Task prompt —
For every line below, restate it exactly and drop the images.

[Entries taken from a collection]
================================
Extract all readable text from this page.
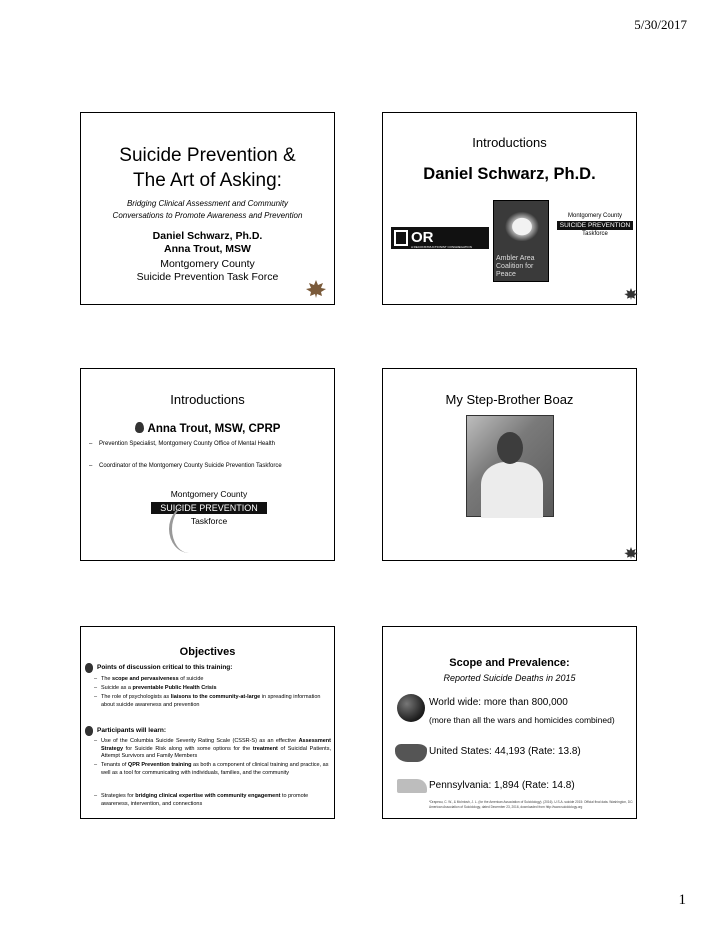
5/30/2017
Suicide Prevention &
The Art of Asking:
Bridging Clinical Assessment and Community
Conversations to Promote Awareness and Prevention
Daniel Schwarz, Ph.D.
Anna Trout, MSW
Montgomery County
Suicide Prevention Task Force
Introductions
Daniel Schwarz, Ph.D.
OR HADASH
A RECONSTRUCTIONIST CONGREGATION
Ambler Area
Coalition for
Peace
Montgomery County
SUICIDE PREVENTION
Taskforce
Introductions
Anna Trout, MSW, CPRP
– Prevention Specialist, Montgomery County Office of Mental Health
– Coordinator of the Montgomery County Suicide Prevention Taskforce
Montgomery County
SUICIDE PREVENTION
Taskforce
My Step-Brother Boaz
Objectives
Points of discussion critical to this training:
– The scope and pervasiveness of suicide
– Suicide as a preventable Public Health Crisis
– The role of psychologists as liaisons to the community-at-large in spreading information about suicide awareness and prevention
Participants will learn:
– Use of the Columbia Suicide Severity Rating Scale (CSSR-S) as an effective Assessment Strategy for Suicide Risk along with some options for the treatment of Suicidal Patients, Attempt Survivors and Family Members
– Tenants of QPR Prevention training as both a component of clinical training and practice, as well as a tool for communicating with individuals, families, and the community
– Strategies for bridging clinical expertise with community engagement to promote awareness, intervention, and connections
Scope and Prevalence:
Reported Suicide Deaths in 2015
World wide: more than 800,000
(more than all the wars and homicides combined)
United States: 44,193 (Rate: 13.8)
Pennsylvania: 1,894 (Rate: 14.8)
*Drapeau, C. W., & McIntosh, J. L. (for the American Association of Suicidology). (2016). U.S.A. suicide 2015: Official final data. Washington, DC: American Association of Suicidology, dated December 23, 2016, downloaded from http://www.suicidology.org
1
================================
Result of this exercise —
Extract all readable text from this page.
5/30/2017
Suicide Prevention &
The Art of Asking:
Bridging Clinical Assessment and Community
Conversations to Promote Awareness and Prevention
Daniel Schwarz, Ph.D.
Anna Trout, MSW
Montgomery County
Suicide Prevention Task Force
Introductions
Daniel Schwarz, Ph.D.
OR HADASH
A RECONSTRUCTIONIST CONGREGATION
Ambler Area
Coalition for
Peace
Montgomery County
SUICIDE PREVENTION
Taskforce
Introductions
Anna Trout, MSW, CPRP
– Prevention Specialist, Montgomery County Office of Mental Health
– Coordinator of the Montgomery County Suicide Prevention Taskforce
Montgomery County
SUICIDE PREVENTION
Taskforce
My Step-Brother Boaz
Objectives
Points of discussion critical to this training:
– The scope and pervasiveness of suicide
– Suicide as a preventable Public Health Crisis
– The role of psychologists as liaisons to the community-at-large in spreading information about suicide awareness and prevention
Participants will learn:
– Use of the Columbia Suicide Severity Rating Scale (CSSR-S) as an effective Assessment Strategy for Suicide Risk along with some options for the treatment of Suicidal Patients, Attempt Survivors and Family Members
– Tenants of QPR Prevention training as both a component of clinical training and practice, as well as a tool for communicating with individuals, families, and the community
– Strategies for bridging clinical expertise with community engagement to promote awareness, intervention, and connections
Scope and Prevalence:
Reported Suicide Deaths in 2015
World wide: more than 800,000
(more than all the wars and homicides combined)
United States: 44,193 (Rate: 13.8)
Pennsylvania: 1,894 (Rate: 14.8)
*Drapeau, C. W., & McIntosh, J. L. (for the American Association of Suicidology). (2016). U.S.A. suicide 2015: Official final data. Washington, DC: American Association of Suicidology, dated December 23, 2016, downloaded from http://www.suicidology.org
1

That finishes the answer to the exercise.